JOB: Reproduce all of the material word for word.

DATA FOR THE TASK:
============
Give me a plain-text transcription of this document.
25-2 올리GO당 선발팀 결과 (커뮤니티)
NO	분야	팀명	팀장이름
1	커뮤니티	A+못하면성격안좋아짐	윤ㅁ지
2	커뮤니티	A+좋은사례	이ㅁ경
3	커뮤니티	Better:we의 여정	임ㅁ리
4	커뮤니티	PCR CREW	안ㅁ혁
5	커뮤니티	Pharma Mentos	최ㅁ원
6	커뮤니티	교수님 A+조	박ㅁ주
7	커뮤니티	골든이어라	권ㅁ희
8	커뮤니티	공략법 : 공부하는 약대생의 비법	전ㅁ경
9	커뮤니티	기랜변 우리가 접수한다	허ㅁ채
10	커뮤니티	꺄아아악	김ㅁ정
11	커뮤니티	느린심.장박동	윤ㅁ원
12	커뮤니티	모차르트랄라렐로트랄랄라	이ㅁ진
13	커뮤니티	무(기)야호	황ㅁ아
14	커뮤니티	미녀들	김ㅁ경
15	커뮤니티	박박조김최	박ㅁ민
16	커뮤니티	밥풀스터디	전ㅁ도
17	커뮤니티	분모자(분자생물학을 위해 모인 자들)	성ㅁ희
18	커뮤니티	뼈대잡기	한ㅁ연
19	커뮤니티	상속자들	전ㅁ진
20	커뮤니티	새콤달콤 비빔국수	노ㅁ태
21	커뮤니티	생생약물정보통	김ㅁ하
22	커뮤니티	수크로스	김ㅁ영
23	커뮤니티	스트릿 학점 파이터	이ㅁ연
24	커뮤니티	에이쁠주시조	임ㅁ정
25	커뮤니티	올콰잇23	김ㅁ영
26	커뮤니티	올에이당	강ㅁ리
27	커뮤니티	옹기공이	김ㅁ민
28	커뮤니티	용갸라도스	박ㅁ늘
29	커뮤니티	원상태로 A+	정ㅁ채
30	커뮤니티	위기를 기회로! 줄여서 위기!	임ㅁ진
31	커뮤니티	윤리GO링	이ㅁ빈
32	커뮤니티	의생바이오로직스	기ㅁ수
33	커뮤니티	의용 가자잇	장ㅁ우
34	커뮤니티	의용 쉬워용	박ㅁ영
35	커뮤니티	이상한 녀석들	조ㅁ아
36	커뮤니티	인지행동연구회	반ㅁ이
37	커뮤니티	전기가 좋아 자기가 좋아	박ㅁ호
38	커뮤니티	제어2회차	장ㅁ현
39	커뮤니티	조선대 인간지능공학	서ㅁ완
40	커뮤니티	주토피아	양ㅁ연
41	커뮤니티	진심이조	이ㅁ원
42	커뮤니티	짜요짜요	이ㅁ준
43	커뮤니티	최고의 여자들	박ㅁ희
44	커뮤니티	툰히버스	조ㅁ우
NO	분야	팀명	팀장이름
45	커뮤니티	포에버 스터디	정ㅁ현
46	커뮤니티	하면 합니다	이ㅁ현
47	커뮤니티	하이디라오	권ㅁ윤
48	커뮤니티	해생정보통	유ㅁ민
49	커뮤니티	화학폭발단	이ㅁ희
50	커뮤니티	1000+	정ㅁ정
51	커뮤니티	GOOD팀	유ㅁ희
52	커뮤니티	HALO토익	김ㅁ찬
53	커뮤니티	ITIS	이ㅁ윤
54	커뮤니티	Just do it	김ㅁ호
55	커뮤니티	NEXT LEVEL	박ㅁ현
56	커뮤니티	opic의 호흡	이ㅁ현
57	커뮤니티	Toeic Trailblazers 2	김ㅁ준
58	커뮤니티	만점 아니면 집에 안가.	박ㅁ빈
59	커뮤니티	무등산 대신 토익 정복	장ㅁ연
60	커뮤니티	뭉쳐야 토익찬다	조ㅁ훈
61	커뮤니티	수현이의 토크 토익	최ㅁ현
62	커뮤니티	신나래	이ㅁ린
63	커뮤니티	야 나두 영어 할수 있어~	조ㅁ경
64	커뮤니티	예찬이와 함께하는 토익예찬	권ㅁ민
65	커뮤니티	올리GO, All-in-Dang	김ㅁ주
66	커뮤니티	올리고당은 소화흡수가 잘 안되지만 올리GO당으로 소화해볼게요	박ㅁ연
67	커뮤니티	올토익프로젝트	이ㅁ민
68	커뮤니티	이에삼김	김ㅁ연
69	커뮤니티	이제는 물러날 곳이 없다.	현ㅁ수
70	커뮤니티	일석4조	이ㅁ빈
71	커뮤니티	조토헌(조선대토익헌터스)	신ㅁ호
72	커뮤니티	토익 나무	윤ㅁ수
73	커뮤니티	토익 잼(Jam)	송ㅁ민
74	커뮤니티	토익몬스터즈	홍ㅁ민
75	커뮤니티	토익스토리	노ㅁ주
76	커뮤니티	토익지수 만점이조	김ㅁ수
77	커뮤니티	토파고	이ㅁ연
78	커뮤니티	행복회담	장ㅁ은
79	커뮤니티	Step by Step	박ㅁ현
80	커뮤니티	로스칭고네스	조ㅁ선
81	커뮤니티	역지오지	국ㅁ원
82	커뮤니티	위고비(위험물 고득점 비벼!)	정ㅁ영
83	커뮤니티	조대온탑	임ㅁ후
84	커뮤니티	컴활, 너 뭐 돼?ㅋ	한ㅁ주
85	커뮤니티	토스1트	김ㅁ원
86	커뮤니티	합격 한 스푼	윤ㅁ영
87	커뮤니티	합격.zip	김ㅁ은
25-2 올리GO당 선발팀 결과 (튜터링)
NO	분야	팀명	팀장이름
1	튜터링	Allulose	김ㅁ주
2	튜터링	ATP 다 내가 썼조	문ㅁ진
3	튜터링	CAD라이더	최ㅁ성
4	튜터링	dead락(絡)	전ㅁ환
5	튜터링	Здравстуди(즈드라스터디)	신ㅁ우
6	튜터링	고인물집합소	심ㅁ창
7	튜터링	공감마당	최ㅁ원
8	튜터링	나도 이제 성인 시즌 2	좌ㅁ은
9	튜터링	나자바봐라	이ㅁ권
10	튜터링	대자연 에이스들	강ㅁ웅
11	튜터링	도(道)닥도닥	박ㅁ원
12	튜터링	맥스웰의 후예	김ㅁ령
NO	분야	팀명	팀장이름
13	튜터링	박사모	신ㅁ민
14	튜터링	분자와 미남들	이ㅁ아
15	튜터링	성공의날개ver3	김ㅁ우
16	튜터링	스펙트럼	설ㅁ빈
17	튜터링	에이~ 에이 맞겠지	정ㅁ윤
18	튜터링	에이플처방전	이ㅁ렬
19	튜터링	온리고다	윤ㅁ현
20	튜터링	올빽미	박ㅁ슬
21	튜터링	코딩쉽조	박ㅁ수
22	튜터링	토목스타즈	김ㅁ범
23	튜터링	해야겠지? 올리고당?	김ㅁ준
============
EXPECTED OUTPUT:
Give me a plain-text transcription of this document.
25-2 올리GO당 선발팀 결과 (커뮤니티)
NO	분야	팀명	팀장이름
1	커뮤니티	A+못하면성격안좋아짐	윤ㅁ지
2	커뮤니티	A+좋은사례	이ㅁ경
3	커뮤니티	Better:we의 여정	임ㅁ리
4	커뮤니티	PCR CREW	안ㅁ혁
5	커뮤니티	Pharma Mentos	최ㅁ원
6	커뮤니티	교수님 A+조	박ㅁ주
7	커뮤니티	골든이어라	권ㅁ희
8	커뮤니티	공략법 : 공부하는 약대생의 비법	전ㅁ경
9	커뮤니티	기랜변 우리가 접수한다	허ㅁ채
10	커뮤니티	꺄아아악	김ㅁ정
11	커뮤니티	느린심.장박동	윤ㅁ원
12	커뮤니티	모차르트랄라렐로트랄랄라	이ㅁ진
13	커뮤니티	무(기)야호	황ㅁ아
14	커뮤니티	미녀들	김ㅁ경
15	커뮤니티	박박조김최	박ㅁ민
16	커뮤니티	밥풀스터디	전ㅁ도
17	커뮤니티	분모자(분자생물학을 위해 모인 자들)	성ㅁ희
18	커뮤니티	뼈대잡기	한ㅁ연
19	커뮤니티	상속자들	전ㅁ진
20	커뮤니티	새콤달콤 비빔국수	노ㅁ태
21	커뮤니티	생생약물정보통	김ㅁ하
22	커뮤니티	수크로스	김ㅁ영
23	커뮤니티	스트릿 학점 파이터	이ㅁ연
24	커뮤니티	에이쁠주시조	임ㅁ정
25	커뮤니티	올콰잇23	김ㅁ영
26	커뮤니티	올에이당	강ㅁ리
27	커뮤니티	옹기공이	김ㅁ민
28	커뮤니티	용갸라도스	박ㅁ늘
29	커뮤니티	원상태로 A+	정ㅁ채
30	커뮤니티	위기를 기회로! 줄여서 위기!	임ㅁ진
31	커뮤니티	윤리GO링	이ㅁ빈
32	커뮤니티	의생바이오로직스	기ㅁ수
33	커뮤니티	의용 가자잇	장ㅁ우
34	커뮤니티	의용 쉬워용	박ㅁ영
35	커뮤니티	이상한 녀석들	조ㅁ아
36	커뮤니티	인지행동연구회	반ㅁ이
37	커뮤니티	전기가 좋아 자기가 좋아	박ㅁ호
38	커뮤니티	제어2회차	장ㅁ현
39	커뮤니티	조선대 인간지능공학	서ㅁ완
40	커뮤니티	주토피아	양ㅁ연
41	커뮤니티	진심이조	이ㅁ원
42	커뮤니티	짜요짜요	이ㅁ준
43	커뮤니티	최고의 여자들	박ㅁ희
44	커뮤니티	툰히버스	조ㅁ우
NO	분야	팀명	팀장이름
45	커뮤니티	포에버 스터디	정ㅁ현
46	커뮤니티	하면 합니다	이ㅁ현
47	커뮤니티	하이디라오	권ㅁ윤
48	커뮤니티	해생정보통	유ㅁ민
49	커뮤니티	화학폭발단	이ㅁ희
50	커뮤니티	1000+	정ㅁ정
51	커뮤니티	GOOD팀	유ㅁ희
52	커뮤니티	HALO토익	김ㅁ찬
53	커뮤니티	ITIS	이ㅁ윤
54	커뮤니티	Just do it	김ㅁ호
55	커뮤니티	NEXT LEVEL	박ㅁ현
56	커뮤니티	opic의 호흡	이ㅁ현
57	커뮤니티	Toeic Trailblazers 2	김ㅁ준
58	커뮤니티	만점 아니면 집에 안가.	박ㅁ빈
59	커뮤니티	무등산 대신 토익 정복	장ㅁ연
60	커뮤니티	뭉쳐야 토익찬다	조ㅁ훈
61	커뮤니티	수현이의 토크 토익	최ㅁ현
62	커뮤니티	신나래	이ㅁ린
63	커뮤니티	야 나두 영어 할수 있어~	조ㅁ경
64	커뮤니티	예찬이와 함께하는 토익예찬	권ㅁ민
65	커뮤니티	올리GO, All-in-Dang	김ㅁ주
66	커뮤니티	올리고당은 소화흡수가 잘 안되지만 올리GO당으로 소화해볼게요	박ㅁ연
67	커뮤니티	올토익프로젝트	이ㅁ민
68	커뮤니티	이에삼김	김ㅁ연
69	커뮤니티	이제는 물러날 곳이 없다.	현ㅁ수
70	커뮤니티	일석4조	이ㅁ빈
71	커뮤니티	조토헌(조선대토익헌터스)	신ㅁ호
72	커뮤니티	토익 나무	윤ㅁ수
73	커뮤니티	토익 잼(Jam)	송ㅁ민
74	커뮤니티	토익몬스터즈	홍ㅁ민
75	커뮤니티	토익스토리	노ㅁ주
76	커뮤니티	토익지수 만점이조	김ㅁ수
77	커뮤니티	토파고	이ㅁ연
78	커뮤니티	행복회담	장ㅁ은
79	커뮤니티	Step by Step	박ㅁ현
80	커뮤니티	로스칭고네스	조ㅁ선
81	커뮤니티	역지오지	국ㅁ원
82	커뮤니티	위고비(위험물 고득점 비벼!)	정ㅁ영
83	커뮤니티	조대온탑	임ㅁ후
84	커뮤니티	컴활, 너 뭐 돼?ㅋ	한ㅁ주
85	커뮤니티	토스1트	김ㅁ원
86	커뮤니티	합격 한 스푼	윤ㅁ영
87	커뮤니티	합격.zip	김ㅁ은
25-2 올리GO당 선발팀 결과 (튜터링)
NO	분야	팀명	팀장이름
1	튜터링	Allulose	김ㅁ주
2	튜터링	ATP 다 내가 썼조	문ㅁ진
3	튜터링	CAD라이더	최ㅁ성
4	튜터링	dead락(絡)	전ㅁ환
5	튜터링	Здравстуди(즈드라스터디)	신ㅁ우
6	튜터링	고인물집합소	심ㅁ창
7	튜터링	공감마당	최ㅁ원
8	튜터링	나도 이제 성인 시즌 2	좌ㅁ은
9	튜터링	나자바봐라	이ㅁ권
10	튜터링	대자연 에이스들	강ㅁ웅
11	튜터링	도(道)닥도닥	박ㅁ원
12	튜터링	맥스웰의 후예	김ㅁ령
NO	분야	팀명	팀장이름
13	튜터링	박사모	신ㅁ민
14	튜터링	분자와 미남들	이ㅁ아
15	튜터링	성공의날개ver3	김ㅁ우
16	튜터링	스펙트럼	설ㅁ빈
17	튜터링	에이~ 에이 맞겠지	정ㅁ윤
18	튜터링	에이플처방전	이ㅁ렬
19	튜터링	온리고다	윤ㅁ현
20	튜터링	올빽미	박ㅁ슬
21	튜터링	코딩쉽조	박ㅁ수
22	튜터링	토목스타즈	김ㅁ범
23	튜터링	해야겠지? 올리고당?	김ㅁ준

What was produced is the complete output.